Stored data
----------
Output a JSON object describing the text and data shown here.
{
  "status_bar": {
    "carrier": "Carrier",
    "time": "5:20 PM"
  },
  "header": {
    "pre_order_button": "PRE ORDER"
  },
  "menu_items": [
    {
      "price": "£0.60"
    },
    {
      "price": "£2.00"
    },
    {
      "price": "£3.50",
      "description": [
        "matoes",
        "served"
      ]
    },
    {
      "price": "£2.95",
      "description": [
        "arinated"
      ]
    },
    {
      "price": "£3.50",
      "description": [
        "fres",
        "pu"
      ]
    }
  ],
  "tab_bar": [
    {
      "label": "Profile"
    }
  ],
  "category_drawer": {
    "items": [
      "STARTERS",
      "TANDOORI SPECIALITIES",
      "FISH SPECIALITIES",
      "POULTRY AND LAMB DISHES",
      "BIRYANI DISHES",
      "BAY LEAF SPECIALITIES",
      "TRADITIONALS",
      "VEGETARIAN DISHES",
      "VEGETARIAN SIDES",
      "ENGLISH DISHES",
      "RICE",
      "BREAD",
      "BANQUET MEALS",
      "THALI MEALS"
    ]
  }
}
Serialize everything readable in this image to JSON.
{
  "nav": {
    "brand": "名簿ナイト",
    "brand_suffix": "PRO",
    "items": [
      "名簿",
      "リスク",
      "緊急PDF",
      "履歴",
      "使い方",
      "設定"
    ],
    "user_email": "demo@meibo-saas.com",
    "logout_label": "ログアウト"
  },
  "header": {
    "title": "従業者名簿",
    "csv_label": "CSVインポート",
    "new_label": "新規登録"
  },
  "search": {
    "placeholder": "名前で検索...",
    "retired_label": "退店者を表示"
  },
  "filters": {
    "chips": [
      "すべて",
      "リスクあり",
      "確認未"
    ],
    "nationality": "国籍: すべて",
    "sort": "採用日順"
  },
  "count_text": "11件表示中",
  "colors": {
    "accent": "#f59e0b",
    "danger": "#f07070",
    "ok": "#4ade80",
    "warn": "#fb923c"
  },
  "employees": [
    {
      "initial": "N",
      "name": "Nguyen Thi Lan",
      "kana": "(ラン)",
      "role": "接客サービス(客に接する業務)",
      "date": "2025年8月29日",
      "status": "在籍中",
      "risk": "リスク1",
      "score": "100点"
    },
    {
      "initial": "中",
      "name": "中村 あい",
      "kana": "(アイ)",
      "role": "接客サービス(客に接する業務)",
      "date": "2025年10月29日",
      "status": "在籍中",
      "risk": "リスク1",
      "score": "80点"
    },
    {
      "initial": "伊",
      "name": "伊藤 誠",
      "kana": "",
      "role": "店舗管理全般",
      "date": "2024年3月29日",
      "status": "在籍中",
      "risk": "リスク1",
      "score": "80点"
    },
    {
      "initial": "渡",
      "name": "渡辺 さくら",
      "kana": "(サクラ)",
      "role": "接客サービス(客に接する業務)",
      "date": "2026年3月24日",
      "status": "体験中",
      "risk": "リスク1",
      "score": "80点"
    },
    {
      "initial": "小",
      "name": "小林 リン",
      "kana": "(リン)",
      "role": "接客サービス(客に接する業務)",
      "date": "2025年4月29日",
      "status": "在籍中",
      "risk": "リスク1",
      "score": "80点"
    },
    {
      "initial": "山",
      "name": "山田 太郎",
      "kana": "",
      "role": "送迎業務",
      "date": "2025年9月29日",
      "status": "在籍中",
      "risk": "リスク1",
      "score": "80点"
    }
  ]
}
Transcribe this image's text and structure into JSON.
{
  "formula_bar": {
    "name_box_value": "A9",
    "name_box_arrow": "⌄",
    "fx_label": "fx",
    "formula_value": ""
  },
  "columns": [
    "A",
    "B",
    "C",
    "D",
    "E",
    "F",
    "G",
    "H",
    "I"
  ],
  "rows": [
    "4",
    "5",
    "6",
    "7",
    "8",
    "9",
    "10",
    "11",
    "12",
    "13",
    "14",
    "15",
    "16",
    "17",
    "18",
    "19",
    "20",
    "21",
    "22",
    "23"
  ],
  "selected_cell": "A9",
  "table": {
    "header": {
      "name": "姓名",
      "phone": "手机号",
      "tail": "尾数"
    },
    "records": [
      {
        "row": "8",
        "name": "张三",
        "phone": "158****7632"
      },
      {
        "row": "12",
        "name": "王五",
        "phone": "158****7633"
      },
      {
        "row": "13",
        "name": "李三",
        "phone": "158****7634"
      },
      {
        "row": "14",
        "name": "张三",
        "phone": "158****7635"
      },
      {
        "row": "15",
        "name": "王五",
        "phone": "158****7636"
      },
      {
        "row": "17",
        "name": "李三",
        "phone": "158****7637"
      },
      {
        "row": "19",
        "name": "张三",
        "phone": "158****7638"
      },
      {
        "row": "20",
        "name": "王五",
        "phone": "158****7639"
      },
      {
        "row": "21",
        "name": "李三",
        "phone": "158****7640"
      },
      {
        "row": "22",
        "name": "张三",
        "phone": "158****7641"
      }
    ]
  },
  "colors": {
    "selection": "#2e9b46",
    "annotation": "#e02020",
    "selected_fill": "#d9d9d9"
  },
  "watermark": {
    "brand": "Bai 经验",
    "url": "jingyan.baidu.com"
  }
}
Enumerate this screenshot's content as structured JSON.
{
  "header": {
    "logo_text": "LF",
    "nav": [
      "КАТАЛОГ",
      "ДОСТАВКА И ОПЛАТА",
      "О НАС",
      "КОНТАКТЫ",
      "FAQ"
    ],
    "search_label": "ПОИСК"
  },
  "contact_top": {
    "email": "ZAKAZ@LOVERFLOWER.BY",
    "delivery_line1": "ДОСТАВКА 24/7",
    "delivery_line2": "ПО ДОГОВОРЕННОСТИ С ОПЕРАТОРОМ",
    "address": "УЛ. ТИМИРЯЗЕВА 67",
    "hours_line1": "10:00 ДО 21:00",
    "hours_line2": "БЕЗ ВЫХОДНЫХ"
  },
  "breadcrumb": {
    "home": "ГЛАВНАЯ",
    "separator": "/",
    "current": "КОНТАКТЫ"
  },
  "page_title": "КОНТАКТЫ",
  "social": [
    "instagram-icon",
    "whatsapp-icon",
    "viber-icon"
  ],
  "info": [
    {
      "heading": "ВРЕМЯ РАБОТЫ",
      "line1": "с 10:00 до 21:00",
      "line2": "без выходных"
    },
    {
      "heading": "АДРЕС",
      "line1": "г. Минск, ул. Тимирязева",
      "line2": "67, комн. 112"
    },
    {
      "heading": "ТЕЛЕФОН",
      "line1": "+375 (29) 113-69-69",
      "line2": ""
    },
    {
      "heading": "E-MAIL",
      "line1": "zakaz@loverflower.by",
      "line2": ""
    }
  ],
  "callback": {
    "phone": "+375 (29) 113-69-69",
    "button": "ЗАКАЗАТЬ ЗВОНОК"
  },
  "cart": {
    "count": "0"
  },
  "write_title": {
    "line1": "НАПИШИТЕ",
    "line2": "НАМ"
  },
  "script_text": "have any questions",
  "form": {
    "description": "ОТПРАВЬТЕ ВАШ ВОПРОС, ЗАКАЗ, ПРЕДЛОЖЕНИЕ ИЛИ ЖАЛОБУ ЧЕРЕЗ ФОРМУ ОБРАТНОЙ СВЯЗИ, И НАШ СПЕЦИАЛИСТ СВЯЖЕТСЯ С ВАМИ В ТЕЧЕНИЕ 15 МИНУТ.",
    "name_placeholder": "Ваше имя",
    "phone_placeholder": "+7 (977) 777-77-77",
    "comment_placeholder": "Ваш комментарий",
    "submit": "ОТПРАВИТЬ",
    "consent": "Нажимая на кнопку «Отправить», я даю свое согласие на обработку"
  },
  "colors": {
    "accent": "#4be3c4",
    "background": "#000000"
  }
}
----------
Requirement
Transcribe every record above exactly as it appears.

Written reply
Output a JSON object describing the text and data shown here.
{
  "status_bar": {
    "carrier": "Carrier",
    "time": "5:20 PM"
  },
  "header": {
    "pre_order_button": "PRE ORDER"
  },
  "menu_items": [
    {
      "price": "£0.60"
    },
    {
      "price": "£2.00"
    },
    {
      "price": "£3.50",
      "description": [
        "matoes",
        "served"
      ]
    },
    {
      "price": "£2.95",
      "description": [
        "arinated"
      ]
    },
    {
      "price": "£3.50",
      "description": [
        "fres",
        "pu"
      ]
    }
  ],
  "tab_bar": [
    {
      "label": "Profile"
    }
  ],
  "category_drawer": {
    "items": [
      "STARTERS",
      "TANDOORI SPECIALITIES",
      "FISH SPECIALITIES",
      "POULTRY AND LAMB DISHES",
      "BIRYANI DISHES",
      "BAY LEAF SPECIALITIES",
      "TRADITIONALS",
      "VEGETARIAN DISHES",
      "VEGETARIAN SIDES",
      "ENGLISH DISHES",
      "RICE",
      "BREAD",
      "BANQUET MEALS",
      "THALI MEALS"
    ]
  }
}
Serialize everything readable in this image to JSON.
{
  "nav": {
    "brand": "名簿ナイト",
    "brand_suffix": "PRO",
    "items": [
      "名簿",
      "リスク",
      "緊急PDF",
      "履歴",
      "使い方",
      "設定"
    ],
    "user_email": "demo@meibo-saas.com",
    "logout_label": "ログアウト"
  },
  "header": {
    "title": "従業者名簿",
    "csv_label": "CSVインポート",
    "new_label": "新規登録"
  },
  "search": {
    "placeholder": "名前で検索...",
    "retired_label": "退店者を表示"
  },
  "filters": {
    "chips": [
      "すべて",
      "リスクあり",
      "確認未"
    ],
    "nationality": "国籍: すべて",
    "sort": "採用日順"
  },
  "count_text": "11件表示中",
  "colors": {
    "accent": "#f59e0b",
    "danger": "#f07070",
    "ok": "#4ade80",
    "warn": "#fb923c"
  },
  "employees": [
    {
      "initial": "N",
      "name": "Nguyen Thi Lan",
      "kana": "(ラン)",
      "role": "接客サービス(客に接する業務)",
      "date": "2025年8月29日",
      "status": "在籍中",
      "risk": "リスク1",
      "score": "100点"
    },
    {
      "initial": "中",
      "name": "中村 あい",
      "kana": "(アイ)",
      "role": "接客サービス(客に接する業務)",
      "date": "2025年10月29日",
      "status": "在籍中",
      "risk": "リスク1",
      "score": "80点"
    },
    {
      "initial": "伊",
      "name": "伊藤 誠",
      "kana": "",
      "role": "店舗管理全般",
      "date": "2024年3月29日",
      "status": "在籍中",
      "risk": "リスク1",
      "score": "80点"
    },
    {
      "initial": "渡",
      "name": "渡辺 さくら",
      "kana": "(サクラ)",
      "role": "接客サービス(客に接する業務)",
      "date": "2026年3月24日",
      "status": "体験中",
      "risk": "リスク1",
      "score": "80点"
    },
    {
      "initial": "小",
      "name": "小林 リン",
      "kana": "(リン)",
      "role": "接客サービス(客に接する業務)",
      "date": "2025年4月29日",
      "status": "在籍中",
      "risk": "リスク1",
      "score": "80点"
    },
    {
      "initial": "山",
      "name": "山田 太郎",
      "kana": "",
      "role": "送迎業務",
      "date": "2025年9月29日",
      "status": "在籍中",
      "risk": "リスク1",
      "score": "80点"
    }
  ]
}
Transcribe this image's text and structure into JSON.
{
  "formula_bar": {
    "name_box_value": "A9",
    "name_box_arrow": "⌄",
    "fx_label": "fx",
    "formula_value": ""
  },
  "columns": [
    "A",
    "B",
    "C",
    "D",
    "E",
    "F",
    "G",
    "H",
    "I"
  ],
  "rows": [
    "4",
    "5",
    "6",
    "7",
    "8",
    "9",
    "10",
    "11",
    "12",
    "13",
    "14",
    "15",
    "16",
    "17",
    "18",
    "19",
    "20",
    "21",
    "22",
    "23"
  ],
  "selected_cell": "A9",
  "table": {
    "header": {
      "name": "姓名",
      "phone": "手机号",
      "tail": "尾数"
    },
    "records": [
      {
        "row": "8",
        "name": "张三",
        "phone": "158****7632"
      },
      {
        "row": "12",
        "name": "王五",
        "phone": "158****7633"
      },
      {
        "row": "13",
        "name": "李三",
        "phone": "158****7634"
      },
      {
        "row": "14",
        "name": "张三",
        "phone": "158****7635"
      },
      {
        "row": "15",
        "name": "王五",
        "phone": "158****7636"
      },
      {
        "row": "17",
        "name": "李三",
        "phone": "158****7637"
      },
      {
        "row": "19",
        "name": "张三",
        "phone": "158****7638"
      },
      {
        "row": "20",
        "name": "王五",
        "phone": "158****7639"
      },
      {
        "row": "21",
        "name": "李三",
        "phone": "158****7640"
      },
      {
        "row": "22",
        "name": "张三",
        "phone": "158****7641"
      }
    ]
  },
  "colors": {
    "selection": "#2e9b46",
    "annotation": "#e02020",
    "selected_fill": "#d9d9d9"
  },
  "watermark": {
    "brand": "Bai 经验",
    "url": "jingyan.baidu.com"
  }
}
Enumerate this screenshot's content as structured JSON.
{
  "header": {
    "logo_text": "LF",
    "nav": [
      "КАТАЛОГ",
      "ДОСТАВКА И ОПЛАТА",
      "О НАС",
      "КОНТАКТЫ",
      "FAQ"
    ],
    "search_label": "ПОИСК"
  },
  "contact_top": {
    "email": "ZAKAZ@LOVERFLOWER.BY",
    "delivery_line1": "ДОСТАВКА 24/7",
    "delivery_line2": "ПО ДОГОВОРЕННОСТИ С ОПЕРАТОРОМ",
    "address": "УЛ. ТИМИРЯЗЕВА 67",
    "hours_line1": "10:00 ДО 21:00",
    "hours_line2": "БЕЗ ВЫХОДНЫХ"
  },
  "breadcrumb": {
    "home": "ГЛАВНАЯ",
    "separator": "/",
    "current": "КОНТАКТЫ"
  },
  "page_title": "КОНТАКТЫ",
  "social": [
    "instagram-icon",
    "whatsapp-icon",
    "viber-icon"
  ],
  "info": [
    {
      "heading": "ВРЕМЯ РАБОТЫ",
      "line1": "с 10:00 до 21:00",
      "line2": "без выходных"
    },
    {
      "heading": "АДРЕС",
      "line1": "г. Минск, ул. Тимирязева",
      "line2": "67, комн. 112"
    },
    {
      "heading": "ТЕЛЕФОН",
      "line1": "+375 (29) 113-69-69",
      "line2": ""
    },
    {
      "heading": "E-MAIL",
      "line1": "zakaz@loverflower.by",
      "line2": ""
    }
  ],
  "callback": {
    "phone": "+375 (29) 113-69-69",
    "button": "ЗАКАЗАТЬ ЗВОНОК"
  },
  "cart": {
    "count": "0"
  },
  "write_title": {
    "line1": "НАПИШИТЕ",
    "line2": "НАМ"
  },
  "script_text": "have any questions",
  "form": {
    "description": "ОТПРАВЬТЕ ВАШ ВОПРОС, ЗАКАЗ, ПРЕДЛОЖЕНИЕ ИЛИ ЖАЛОБУ ЧЕРЕЗ ФОРМУ ОБРАТНОЙ СВЯЗИ, И НАШ СПЕЦИАЛИСТ СВЯЖЕТСЯ С ВАМИ В ТЕЧЕНИЕ 15 МИНУТ.",
    "name_placeholder": "Ваше имя",
    "phone_placeholder": "+7 (977) 777-77-77",
    "comment_placeholder": "Ваш комментарий",
    "submit": "ОТПРАВИТЬ",
    "consent": "Нажимая на кнопку «Отправить», я даю свое согласие на обработку"
  },
  "colors": {
    "accent": "#4be3c4",
    "background": "#000000"
  }
}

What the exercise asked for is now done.